__PROBLEM DETAILS__.
For the material that follows, list every line containing the word "Successfully".

-*-*-

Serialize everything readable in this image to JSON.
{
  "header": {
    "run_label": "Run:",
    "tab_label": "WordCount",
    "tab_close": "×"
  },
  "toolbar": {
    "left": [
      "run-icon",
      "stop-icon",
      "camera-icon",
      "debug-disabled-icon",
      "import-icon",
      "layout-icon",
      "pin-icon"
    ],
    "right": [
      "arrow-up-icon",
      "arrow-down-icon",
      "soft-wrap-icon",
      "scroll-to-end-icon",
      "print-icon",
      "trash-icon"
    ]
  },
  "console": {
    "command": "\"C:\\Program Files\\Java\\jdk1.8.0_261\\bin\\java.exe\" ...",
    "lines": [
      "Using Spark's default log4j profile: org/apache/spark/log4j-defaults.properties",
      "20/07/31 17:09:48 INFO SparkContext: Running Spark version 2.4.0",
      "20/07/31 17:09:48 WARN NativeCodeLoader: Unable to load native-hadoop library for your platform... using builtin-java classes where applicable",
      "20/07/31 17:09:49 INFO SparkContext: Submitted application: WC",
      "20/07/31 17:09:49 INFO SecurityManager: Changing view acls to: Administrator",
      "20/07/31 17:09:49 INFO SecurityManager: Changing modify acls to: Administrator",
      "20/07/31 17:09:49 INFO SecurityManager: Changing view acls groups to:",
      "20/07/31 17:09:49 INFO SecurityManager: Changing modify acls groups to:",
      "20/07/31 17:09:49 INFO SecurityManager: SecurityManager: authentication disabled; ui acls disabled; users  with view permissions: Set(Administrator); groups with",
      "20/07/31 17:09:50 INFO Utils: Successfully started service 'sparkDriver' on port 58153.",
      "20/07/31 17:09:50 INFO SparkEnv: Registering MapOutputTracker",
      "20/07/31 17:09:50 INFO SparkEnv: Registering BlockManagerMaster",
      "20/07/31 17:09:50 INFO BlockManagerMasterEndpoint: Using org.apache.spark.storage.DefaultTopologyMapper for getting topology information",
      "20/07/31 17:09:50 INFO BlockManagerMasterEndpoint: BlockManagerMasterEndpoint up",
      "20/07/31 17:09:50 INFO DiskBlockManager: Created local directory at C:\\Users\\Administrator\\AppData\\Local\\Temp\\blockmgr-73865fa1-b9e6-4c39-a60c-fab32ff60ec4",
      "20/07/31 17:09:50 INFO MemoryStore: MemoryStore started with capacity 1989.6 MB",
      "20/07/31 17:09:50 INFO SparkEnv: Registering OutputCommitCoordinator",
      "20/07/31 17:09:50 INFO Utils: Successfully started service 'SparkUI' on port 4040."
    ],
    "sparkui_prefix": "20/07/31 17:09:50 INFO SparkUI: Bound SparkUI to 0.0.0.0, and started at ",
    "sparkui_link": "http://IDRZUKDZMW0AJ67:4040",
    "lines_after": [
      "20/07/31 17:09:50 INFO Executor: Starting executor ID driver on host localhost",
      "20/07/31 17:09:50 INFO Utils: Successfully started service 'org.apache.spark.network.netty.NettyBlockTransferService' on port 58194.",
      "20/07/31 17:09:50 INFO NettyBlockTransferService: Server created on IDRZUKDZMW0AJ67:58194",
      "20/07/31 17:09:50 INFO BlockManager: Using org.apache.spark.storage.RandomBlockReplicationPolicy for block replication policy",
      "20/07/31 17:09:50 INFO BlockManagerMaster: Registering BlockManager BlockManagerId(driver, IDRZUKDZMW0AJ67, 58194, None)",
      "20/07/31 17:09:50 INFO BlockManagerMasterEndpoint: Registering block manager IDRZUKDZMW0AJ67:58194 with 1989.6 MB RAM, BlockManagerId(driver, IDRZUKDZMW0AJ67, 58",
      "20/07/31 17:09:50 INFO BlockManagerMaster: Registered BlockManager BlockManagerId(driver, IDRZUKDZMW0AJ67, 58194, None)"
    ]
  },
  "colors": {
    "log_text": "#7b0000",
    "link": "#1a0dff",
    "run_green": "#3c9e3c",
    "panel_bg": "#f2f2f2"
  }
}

-*-*-

__RESPONSE TO THIS TASK__.
      "20/07/31 17:09:50 INFO Utils: Successfully started service 'sparkDriver' on port 58153.",
      "20/07/31 17:09:50 INFO Utils: Successfully started service 'SparkUI' on port 4040."
      "20/07/31 17:09:50 INFO Utils: Successfully started service 'org.apache.spark.network.netty.NettyBlockTransferService' on port 58194.",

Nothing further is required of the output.